_The request_.
Repeat the data below exactly, dropping any pictures it holds.

_Dataset records_.
◆ ◆ ◆ ◆ ◆ ◆ ◆

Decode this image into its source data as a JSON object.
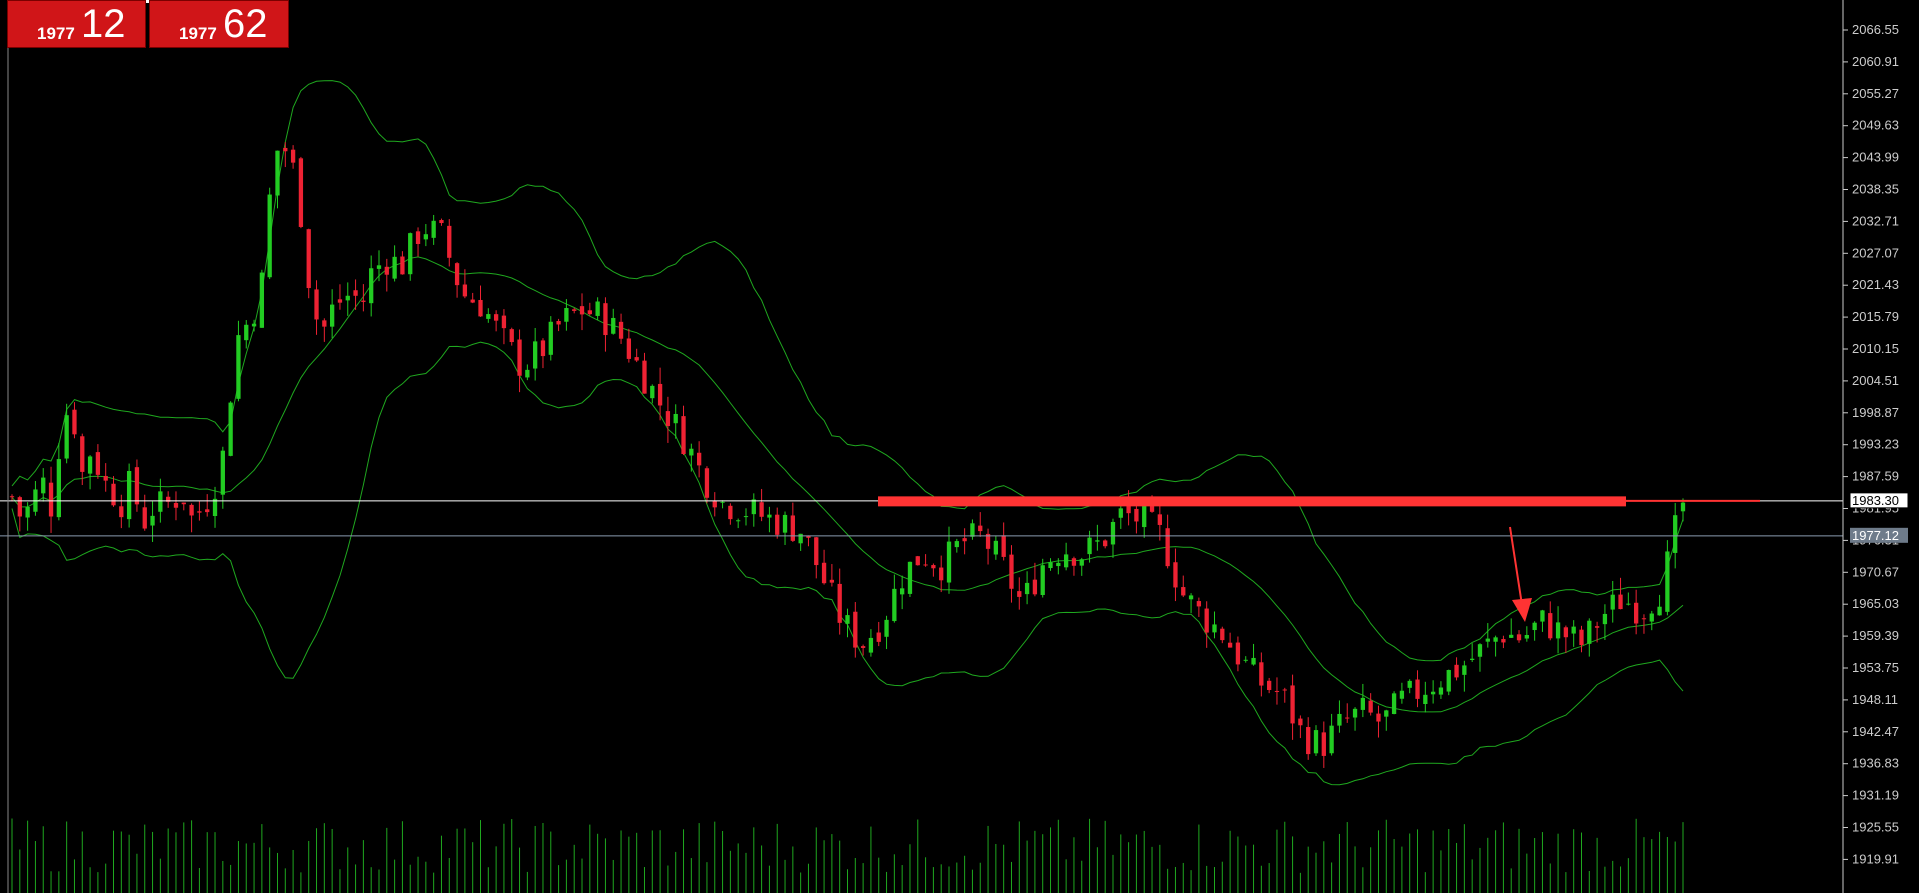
{
  "quote_panel": {
    "bid_prefix": "1977",
    "bid_points": "12",
    "ask_prefix": "1977",
    "ask_points": "62"
  },
  "colors": {
    "background": "#000000",
    "bull_candle": "#22cc22",
    "bear_candle": "#ee2233",
    "bands": "#1fa81f",
    "resistance": "#ff3333",
    "axis_text": "#cccccc"
  },
  "chart_data": {
    "type": "candlestick",
    "y_axis_ticks": [
      "2066.55",
      "2060.91",
      "2055.27",
      "2049.63",
      "2043.99",
      "2038.35",
      "2032.71",
      "2027.07",
      "2021.43",
      "2015.79",
      "2010.15",
      "2004.51",
      "1998.87",
      "1993.23",
      "1987.59",
      "1981.95",
      "1976.31",
      "1970.67",
      "1965.03",
      "1959.39",
      "1953.75",
      "1948.11",
      "1942.47",
      "1936.83",
      "1931.19",
      "1925.55",
      "1919.91"
    ],
    "ylim": [
      1917,
      2073
    ],
    "price_labels": [
      {
        "label": "1983.30",
        "value": 1983.3,
        "style": "resistance"
      },
      {
        "label": "1977.12",
        "value": 1977.12,
        "style": "bid"
      }
    ],
    "resistance_level": 1983.3,
    "annotation": "down-arrow",
    "indicator": "Bollinger Bands",
    "num_bars": 215,
    "volume": true
  }
}
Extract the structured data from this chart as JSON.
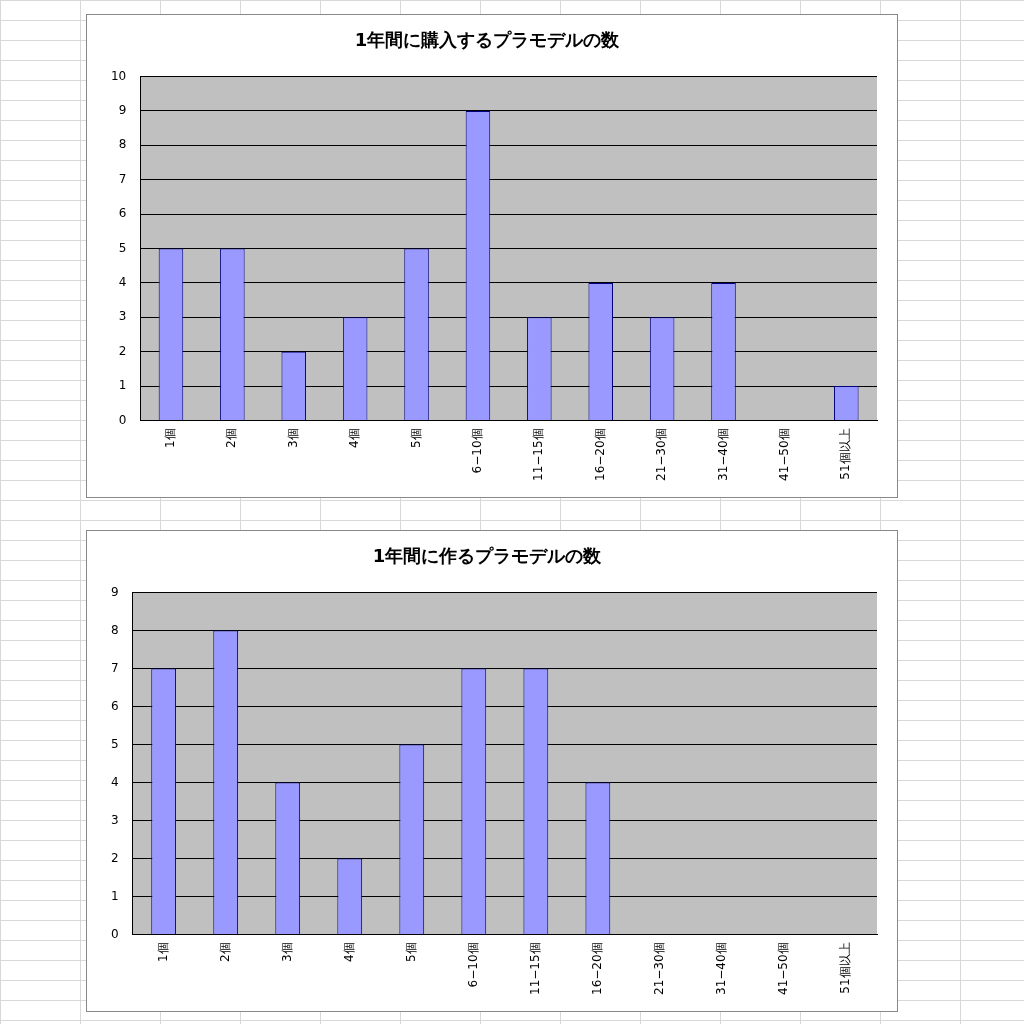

◆ ◆ ◆ ◆ ◆ ◆ ◆

_Reply_.
Decode this image into its source data as a JSON object.
{
  "quote_panel": {
    "bid_prefix": "1977",
    "bid_points": "12",
    "ask_prefix": "1977",
    "ask_points": "62"
  },
  "colors": {
    "background": "#000000",
    "bull_candle": "#22cc22",
    "bear_candle": "#ee2233",
    "bands": "#1fa81f",
    "resistance": "#ff3333",
    "axis_text": "#cccccc"
  },
  "chart_data": {
    "type": "candlestick",
    "y_axis_ticks": [
      "2066.55",
      "2060.91",
      "2055.27",
      "2049.63",
      "2043.99",
      "2038.35",
      "2032.71",
      "2027.07",
      "2021.43",
      "2015.79",
      "2010.15",
      "2004.51",
      "1998.87",
      "1993.23",
      "1987.59",
      "1981.95",
      "1976.31",
      "1970.67",
      "1965.03",
      "1959.39",
      "1953.75",
      "1948.11",
      "1942.47",
      "1936.83",
      "1931.19",
      "1925.55",
      "1919.91"
    ],
    "ylim": [
      1917,
      2073
    ],
    "price_labels": [
      {
        "label": "1983.30",
        "value": 1983.3,
        "style": "resistance"
      },
      {
        "label": "1977.12",
        "value": 1977.12,
        "style": "bid"
      }
    ],
    "resistance_level": 1983.3,
    "annotation": "down-arrow",
    "indicator": "Bollinger Bands",
    "num_bars": 215,
    "volume": true
  }
}
Extract the structured data from this chart as JSON.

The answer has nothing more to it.